Problem details: Gather all lines in the records below that include the word "JSON".

Stored entries

━━━━━━━━━━━━━━━━━━━━━━━━━━━━━━

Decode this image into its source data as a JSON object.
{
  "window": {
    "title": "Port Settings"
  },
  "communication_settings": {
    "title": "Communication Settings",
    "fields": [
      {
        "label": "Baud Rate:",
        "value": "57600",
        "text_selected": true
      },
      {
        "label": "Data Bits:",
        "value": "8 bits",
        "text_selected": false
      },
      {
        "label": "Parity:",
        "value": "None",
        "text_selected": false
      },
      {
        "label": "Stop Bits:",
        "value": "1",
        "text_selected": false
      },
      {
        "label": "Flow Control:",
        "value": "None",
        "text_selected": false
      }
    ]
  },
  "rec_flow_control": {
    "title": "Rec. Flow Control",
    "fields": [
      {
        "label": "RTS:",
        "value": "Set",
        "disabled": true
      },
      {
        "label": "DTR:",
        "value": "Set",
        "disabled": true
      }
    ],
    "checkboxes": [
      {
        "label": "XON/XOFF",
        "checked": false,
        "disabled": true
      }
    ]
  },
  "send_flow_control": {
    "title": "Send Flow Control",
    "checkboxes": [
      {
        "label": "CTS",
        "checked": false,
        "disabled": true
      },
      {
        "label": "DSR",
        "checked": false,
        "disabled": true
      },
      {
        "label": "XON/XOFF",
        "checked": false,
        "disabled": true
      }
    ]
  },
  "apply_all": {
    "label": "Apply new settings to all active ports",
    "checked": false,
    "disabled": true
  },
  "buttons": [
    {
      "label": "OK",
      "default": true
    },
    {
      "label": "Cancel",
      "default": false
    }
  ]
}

━━━━━━━━━━━━━━━━━━━━━━━━━━━━━━

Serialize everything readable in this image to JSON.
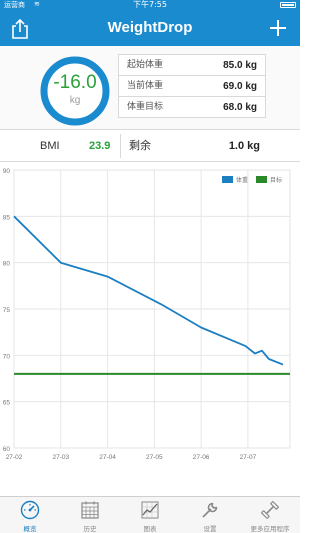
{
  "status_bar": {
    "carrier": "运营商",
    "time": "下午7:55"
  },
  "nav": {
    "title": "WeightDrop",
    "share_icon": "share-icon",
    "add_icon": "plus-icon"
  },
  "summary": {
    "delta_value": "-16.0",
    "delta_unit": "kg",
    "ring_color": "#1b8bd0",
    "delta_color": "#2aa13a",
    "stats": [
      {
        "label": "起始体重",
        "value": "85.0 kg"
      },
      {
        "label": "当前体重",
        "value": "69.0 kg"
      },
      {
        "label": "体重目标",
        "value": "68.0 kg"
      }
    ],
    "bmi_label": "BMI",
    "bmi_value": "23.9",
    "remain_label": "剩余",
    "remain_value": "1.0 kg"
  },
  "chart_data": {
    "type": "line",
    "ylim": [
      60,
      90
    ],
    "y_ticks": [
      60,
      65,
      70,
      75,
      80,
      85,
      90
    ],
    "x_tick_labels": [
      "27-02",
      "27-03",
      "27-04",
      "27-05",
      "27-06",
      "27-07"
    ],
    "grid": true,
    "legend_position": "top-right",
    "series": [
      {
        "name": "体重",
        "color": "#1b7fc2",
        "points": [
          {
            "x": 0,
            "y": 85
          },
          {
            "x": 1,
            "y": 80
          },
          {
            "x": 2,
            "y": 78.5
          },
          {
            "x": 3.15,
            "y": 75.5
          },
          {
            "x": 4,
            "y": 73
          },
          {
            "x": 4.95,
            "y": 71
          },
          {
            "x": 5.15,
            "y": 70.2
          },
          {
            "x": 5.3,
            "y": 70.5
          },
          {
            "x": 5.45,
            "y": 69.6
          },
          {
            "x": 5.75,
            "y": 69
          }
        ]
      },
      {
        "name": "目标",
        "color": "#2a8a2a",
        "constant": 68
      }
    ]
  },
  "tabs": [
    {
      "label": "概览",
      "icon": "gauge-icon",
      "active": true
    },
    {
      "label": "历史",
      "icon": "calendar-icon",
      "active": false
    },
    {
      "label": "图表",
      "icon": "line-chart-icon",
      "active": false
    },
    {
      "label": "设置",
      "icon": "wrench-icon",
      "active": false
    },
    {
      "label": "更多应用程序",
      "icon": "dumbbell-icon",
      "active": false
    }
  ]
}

━━━━━━━━━━━━━━━━━━━━━━━━━━━━━━

Answer to this exercise:
Decode this image into its source data as a JSON object.
Serialize everything readable in this image to JSON.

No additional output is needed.